*EXERCISE DIRECTIONS*: Every entry here needs to be repeated exactly.
— Start RECORDED DATA —
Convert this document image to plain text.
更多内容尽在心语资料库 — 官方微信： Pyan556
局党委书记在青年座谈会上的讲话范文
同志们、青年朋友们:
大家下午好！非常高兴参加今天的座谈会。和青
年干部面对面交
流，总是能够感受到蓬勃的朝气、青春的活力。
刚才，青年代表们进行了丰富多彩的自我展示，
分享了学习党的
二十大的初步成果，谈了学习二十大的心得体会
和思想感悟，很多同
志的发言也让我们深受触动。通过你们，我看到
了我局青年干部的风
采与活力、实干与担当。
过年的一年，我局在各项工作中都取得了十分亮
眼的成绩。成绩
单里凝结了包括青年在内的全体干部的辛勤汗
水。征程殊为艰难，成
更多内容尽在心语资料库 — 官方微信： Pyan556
— End RECORDED DATA —
*WRITTEN ANSWER*:
Convert this document image to plain text.
更多内容尽在心语资料库 — 官方微信： Pyan556
局党委书记在青年座谈会上的讲话范文
同志们、青年朋友们:
大家下午好！非常高兴参加今天的座谈会。和青
年干部面对面交
流，总是能够感受到蓬勃的朝气、青春的活力。
刚才，青年代表们进行了丰富多彩的自我展示，
分享了学习党的
二十大的初步成果，谈了学习二十大的心得体会
和思想感悟，很多同
志的发言也让我们深受触动。通过你们，我看到
了我局青年干部的风
采与活力、实干与担当。
过年的一年，我局在各项工作中都取得了十分亮
眼的成绩。成绩
单里凝结了包括青年在内的全体干部的辛勤汗
水。征程殊为艰难，成
更多内容尽在心语资料库 — 官方微信： Pyan556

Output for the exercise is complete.